Dataset listings of figures
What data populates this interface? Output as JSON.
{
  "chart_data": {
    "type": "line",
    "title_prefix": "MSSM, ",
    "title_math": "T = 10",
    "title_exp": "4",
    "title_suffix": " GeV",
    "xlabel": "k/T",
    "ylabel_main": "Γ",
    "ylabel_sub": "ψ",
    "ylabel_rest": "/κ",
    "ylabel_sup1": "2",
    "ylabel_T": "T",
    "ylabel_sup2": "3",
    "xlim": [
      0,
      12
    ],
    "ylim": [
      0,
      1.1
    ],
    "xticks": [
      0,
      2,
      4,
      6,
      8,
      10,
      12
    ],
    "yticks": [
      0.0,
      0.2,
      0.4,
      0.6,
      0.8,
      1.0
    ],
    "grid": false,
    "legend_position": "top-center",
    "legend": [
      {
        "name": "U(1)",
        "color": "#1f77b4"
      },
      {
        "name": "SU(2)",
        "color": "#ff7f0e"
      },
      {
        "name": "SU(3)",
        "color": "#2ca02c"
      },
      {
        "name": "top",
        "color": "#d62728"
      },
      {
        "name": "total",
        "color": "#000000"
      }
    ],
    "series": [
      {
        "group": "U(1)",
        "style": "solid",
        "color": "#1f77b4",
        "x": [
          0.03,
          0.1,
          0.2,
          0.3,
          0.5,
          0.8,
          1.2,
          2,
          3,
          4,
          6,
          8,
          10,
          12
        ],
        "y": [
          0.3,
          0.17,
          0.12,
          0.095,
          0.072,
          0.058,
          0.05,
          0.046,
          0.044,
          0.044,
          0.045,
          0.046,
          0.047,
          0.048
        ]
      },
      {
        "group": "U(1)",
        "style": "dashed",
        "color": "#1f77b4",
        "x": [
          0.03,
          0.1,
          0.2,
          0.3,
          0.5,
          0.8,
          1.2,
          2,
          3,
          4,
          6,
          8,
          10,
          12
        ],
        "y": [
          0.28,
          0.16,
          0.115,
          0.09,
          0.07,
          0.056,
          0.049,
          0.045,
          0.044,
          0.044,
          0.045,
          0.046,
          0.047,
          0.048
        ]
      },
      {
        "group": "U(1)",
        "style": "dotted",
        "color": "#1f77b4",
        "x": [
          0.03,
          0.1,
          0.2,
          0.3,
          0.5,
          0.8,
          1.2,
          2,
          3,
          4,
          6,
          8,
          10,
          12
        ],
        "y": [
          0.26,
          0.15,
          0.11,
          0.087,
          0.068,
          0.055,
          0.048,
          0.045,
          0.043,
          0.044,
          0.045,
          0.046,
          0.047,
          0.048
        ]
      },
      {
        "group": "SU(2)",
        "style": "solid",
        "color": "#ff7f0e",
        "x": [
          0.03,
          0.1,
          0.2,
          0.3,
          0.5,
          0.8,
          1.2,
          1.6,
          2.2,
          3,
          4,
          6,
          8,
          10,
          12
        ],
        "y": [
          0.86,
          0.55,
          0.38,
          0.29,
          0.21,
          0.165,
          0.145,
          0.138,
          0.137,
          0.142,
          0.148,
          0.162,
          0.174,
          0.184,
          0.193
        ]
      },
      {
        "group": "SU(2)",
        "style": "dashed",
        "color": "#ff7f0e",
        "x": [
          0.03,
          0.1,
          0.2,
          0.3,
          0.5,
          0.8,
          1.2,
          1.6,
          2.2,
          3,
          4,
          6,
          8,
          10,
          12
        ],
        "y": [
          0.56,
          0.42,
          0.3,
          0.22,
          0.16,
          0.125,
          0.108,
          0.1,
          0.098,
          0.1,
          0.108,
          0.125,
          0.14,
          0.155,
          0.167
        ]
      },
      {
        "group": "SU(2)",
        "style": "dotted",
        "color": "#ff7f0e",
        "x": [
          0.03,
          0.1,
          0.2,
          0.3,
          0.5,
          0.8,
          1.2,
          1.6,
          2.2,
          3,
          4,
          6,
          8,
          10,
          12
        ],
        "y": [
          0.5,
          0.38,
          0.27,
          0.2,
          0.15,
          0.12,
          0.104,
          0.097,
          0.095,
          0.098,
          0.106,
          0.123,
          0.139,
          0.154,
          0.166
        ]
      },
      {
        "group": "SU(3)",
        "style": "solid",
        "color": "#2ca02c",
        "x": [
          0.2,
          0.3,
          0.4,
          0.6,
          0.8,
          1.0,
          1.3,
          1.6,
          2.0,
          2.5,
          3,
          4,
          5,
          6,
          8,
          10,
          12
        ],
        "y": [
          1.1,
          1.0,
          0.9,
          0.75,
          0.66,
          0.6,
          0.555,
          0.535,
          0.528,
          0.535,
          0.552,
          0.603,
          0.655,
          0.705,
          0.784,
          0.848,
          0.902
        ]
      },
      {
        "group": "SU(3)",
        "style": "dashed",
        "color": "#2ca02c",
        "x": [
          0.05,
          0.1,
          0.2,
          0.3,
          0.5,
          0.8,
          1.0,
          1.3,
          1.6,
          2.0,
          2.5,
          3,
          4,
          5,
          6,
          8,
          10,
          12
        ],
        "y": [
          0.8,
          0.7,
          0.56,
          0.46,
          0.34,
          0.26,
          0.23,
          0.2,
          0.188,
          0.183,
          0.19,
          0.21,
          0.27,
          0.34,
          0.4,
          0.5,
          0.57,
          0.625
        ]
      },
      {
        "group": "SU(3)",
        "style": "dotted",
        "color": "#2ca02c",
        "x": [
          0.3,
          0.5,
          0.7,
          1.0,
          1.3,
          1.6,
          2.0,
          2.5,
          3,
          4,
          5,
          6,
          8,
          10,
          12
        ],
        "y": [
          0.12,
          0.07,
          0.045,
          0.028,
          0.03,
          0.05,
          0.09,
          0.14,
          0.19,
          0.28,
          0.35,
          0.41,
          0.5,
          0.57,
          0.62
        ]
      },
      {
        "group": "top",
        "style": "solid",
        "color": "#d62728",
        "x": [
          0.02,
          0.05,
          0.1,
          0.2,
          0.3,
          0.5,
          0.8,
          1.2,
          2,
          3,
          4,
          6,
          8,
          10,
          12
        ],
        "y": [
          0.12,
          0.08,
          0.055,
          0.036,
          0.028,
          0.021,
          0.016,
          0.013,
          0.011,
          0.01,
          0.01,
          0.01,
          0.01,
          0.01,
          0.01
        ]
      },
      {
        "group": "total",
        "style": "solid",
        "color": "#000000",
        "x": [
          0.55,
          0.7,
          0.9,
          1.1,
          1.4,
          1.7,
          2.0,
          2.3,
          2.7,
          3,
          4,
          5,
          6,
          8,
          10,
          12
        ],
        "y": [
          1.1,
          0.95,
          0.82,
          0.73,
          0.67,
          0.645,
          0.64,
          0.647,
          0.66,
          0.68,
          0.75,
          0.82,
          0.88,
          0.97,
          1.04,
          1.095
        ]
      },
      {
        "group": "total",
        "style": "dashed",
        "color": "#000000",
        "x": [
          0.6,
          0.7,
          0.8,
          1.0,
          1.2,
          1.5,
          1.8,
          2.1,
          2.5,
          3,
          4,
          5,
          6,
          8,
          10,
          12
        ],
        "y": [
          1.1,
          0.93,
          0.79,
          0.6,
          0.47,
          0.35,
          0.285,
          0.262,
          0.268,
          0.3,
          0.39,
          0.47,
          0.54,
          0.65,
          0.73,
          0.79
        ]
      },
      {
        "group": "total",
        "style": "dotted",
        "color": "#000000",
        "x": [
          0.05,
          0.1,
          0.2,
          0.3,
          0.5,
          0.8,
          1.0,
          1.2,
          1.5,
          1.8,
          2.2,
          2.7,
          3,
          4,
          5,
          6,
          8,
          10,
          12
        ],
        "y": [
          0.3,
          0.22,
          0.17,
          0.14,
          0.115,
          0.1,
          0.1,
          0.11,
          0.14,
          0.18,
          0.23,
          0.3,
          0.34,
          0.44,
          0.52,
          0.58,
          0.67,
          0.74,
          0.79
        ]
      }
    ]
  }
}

- [REQUIREMENT]: Find each line holding the word "name" and copy it.

- [ANSWER TO THE TASK]:
        "name": "U(1)",
        "name": "SU(2)",
        "name": "SU(3)",
        "name": "top",
        "name": "total",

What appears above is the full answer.